— WHAT NEEDS TO BE DONE —
Copy every line of the records below that holds the word "value".

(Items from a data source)
* * *
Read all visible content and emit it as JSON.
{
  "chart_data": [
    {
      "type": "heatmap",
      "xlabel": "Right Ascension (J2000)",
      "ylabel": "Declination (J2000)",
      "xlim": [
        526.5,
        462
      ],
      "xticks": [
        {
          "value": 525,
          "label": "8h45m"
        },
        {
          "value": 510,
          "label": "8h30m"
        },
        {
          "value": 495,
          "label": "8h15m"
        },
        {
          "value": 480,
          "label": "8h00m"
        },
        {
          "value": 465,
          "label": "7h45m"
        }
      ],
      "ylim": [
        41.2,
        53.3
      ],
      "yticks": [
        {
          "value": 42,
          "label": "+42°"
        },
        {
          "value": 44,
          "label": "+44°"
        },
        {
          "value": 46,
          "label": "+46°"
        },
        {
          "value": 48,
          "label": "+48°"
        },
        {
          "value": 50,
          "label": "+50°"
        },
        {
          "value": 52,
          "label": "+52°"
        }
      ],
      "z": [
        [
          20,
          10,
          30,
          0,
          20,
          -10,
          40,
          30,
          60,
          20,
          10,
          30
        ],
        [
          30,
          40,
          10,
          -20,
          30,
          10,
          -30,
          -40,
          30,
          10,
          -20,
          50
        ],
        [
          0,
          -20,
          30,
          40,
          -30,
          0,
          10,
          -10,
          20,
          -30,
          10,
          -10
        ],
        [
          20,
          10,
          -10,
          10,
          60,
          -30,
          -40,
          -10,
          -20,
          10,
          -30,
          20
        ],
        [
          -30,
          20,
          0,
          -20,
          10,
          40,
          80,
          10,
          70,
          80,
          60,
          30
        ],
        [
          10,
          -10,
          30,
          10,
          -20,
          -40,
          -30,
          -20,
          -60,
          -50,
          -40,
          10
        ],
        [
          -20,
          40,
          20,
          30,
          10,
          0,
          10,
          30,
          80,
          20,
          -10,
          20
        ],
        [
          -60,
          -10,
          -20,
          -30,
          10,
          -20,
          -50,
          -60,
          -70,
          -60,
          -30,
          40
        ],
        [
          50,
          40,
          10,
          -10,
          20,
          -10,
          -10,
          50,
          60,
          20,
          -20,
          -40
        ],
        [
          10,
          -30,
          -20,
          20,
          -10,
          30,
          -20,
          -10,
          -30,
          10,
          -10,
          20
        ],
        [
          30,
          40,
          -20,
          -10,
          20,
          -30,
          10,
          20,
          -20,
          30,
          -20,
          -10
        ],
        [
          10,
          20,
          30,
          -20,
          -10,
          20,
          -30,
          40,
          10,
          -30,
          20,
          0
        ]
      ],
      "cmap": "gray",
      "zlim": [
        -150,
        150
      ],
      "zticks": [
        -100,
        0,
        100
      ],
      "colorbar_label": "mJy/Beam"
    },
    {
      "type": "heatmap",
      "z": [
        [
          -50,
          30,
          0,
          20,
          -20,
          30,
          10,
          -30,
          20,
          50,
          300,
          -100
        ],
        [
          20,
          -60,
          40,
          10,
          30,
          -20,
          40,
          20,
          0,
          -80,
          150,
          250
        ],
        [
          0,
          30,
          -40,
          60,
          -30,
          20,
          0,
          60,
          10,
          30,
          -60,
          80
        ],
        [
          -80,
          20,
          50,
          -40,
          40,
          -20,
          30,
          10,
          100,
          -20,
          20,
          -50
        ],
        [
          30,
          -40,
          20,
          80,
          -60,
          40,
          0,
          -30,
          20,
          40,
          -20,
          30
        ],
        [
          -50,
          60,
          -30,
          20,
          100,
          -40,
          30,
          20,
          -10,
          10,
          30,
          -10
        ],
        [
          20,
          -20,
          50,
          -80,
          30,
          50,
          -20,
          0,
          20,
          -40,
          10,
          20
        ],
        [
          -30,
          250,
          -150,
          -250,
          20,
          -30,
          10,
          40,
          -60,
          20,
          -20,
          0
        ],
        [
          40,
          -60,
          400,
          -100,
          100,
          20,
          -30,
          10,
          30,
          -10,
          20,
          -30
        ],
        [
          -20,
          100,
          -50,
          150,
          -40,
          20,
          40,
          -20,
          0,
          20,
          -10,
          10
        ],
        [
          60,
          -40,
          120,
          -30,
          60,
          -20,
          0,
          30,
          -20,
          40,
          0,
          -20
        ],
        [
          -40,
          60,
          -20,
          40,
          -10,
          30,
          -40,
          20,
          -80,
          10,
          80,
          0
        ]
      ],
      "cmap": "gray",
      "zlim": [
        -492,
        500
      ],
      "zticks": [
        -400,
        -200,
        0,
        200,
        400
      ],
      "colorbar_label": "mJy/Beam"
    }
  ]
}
* * *
— OUTPUT OF THE TASK —
          "value": 525,
          "value": 510,
          "value": 495,
          "value": 480,
          "value": 465,
          "value": 42,
          "value": 44,
          "value": 46,
          "value": 48,
          "value": 50,
          "value": 52,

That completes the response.